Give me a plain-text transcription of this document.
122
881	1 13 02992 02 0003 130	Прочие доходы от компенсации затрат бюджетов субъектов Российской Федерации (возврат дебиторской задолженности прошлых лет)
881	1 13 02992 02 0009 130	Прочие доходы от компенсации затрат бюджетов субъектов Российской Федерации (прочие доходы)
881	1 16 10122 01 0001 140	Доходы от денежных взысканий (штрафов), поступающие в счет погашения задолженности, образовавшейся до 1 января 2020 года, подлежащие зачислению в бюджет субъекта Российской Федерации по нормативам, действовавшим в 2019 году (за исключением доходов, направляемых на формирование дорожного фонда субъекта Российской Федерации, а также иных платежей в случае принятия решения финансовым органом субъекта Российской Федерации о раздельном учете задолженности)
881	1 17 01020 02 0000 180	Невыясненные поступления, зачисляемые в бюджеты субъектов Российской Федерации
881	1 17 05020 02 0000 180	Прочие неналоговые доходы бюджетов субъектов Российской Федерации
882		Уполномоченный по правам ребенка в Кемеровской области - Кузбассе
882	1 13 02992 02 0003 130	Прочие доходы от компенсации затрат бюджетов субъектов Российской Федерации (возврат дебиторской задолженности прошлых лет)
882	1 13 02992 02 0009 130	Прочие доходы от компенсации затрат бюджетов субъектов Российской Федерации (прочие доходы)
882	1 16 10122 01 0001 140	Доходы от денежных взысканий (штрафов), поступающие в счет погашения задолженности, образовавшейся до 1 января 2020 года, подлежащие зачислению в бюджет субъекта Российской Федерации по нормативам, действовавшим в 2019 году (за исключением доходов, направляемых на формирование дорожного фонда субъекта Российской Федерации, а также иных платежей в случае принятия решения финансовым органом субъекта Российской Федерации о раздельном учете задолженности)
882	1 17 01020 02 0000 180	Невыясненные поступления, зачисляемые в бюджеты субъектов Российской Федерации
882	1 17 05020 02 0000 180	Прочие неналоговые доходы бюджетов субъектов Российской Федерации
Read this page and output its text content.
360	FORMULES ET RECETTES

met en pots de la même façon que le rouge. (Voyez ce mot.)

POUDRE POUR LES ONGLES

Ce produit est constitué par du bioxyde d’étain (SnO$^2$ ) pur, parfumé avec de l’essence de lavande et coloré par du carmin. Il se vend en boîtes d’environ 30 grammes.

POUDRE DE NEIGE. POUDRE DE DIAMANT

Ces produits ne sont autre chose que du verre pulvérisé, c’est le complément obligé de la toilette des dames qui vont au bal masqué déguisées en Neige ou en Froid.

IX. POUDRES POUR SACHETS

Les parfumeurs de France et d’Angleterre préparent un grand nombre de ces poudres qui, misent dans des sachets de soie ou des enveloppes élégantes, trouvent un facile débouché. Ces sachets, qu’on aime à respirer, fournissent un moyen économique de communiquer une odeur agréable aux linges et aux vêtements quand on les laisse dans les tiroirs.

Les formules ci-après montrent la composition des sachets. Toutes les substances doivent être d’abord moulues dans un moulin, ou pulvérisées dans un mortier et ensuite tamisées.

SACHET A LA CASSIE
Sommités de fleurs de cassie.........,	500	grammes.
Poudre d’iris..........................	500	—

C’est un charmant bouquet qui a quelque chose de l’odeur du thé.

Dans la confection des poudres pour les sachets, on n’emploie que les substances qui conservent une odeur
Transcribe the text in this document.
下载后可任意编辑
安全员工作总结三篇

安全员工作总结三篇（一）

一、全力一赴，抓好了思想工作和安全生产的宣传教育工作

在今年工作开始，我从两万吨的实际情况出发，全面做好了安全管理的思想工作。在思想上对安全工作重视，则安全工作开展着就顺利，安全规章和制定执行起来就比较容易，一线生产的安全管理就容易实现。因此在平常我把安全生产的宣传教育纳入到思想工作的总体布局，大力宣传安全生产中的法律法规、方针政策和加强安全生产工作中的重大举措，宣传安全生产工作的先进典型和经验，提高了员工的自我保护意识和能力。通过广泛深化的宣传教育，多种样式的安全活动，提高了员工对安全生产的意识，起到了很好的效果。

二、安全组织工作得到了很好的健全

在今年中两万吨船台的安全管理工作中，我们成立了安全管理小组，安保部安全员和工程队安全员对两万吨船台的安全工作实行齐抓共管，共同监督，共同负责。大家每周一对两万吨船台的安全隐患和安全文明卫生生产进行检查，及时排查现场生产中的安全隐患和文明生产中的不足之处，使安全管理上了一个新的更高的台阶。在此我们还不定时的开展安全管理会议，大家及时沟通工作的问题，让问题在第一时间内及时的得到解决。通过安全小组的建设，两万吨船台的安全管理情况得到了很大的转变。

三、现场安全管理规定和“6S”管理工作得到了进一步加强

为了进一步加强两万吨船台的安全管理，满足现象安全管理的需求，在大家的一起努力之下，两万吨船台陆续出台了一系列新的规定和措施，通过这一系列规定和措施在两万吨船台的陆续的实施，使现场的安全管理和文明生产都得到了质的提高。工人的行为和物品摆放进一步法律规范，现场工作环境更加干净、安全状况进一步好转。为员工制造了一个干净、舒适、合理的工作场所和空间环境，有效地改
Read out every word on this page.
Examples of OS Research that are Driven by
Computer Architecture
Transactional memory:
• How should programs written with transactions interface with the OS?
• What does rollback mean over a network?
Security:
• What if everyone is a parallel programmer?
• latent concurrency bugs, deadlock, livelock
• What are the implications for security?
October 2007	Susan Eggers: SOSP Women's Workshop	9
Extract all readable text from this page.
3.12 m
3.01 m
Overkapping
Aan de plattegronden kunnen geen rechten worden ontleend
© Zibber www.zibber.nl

• _Do this_: Identify each line holding the string "What", and copy it out.

• _Right answer_:
• What does rollback mean over a network?
• What if everyone is a parallel programmer?
• What are the implications for security?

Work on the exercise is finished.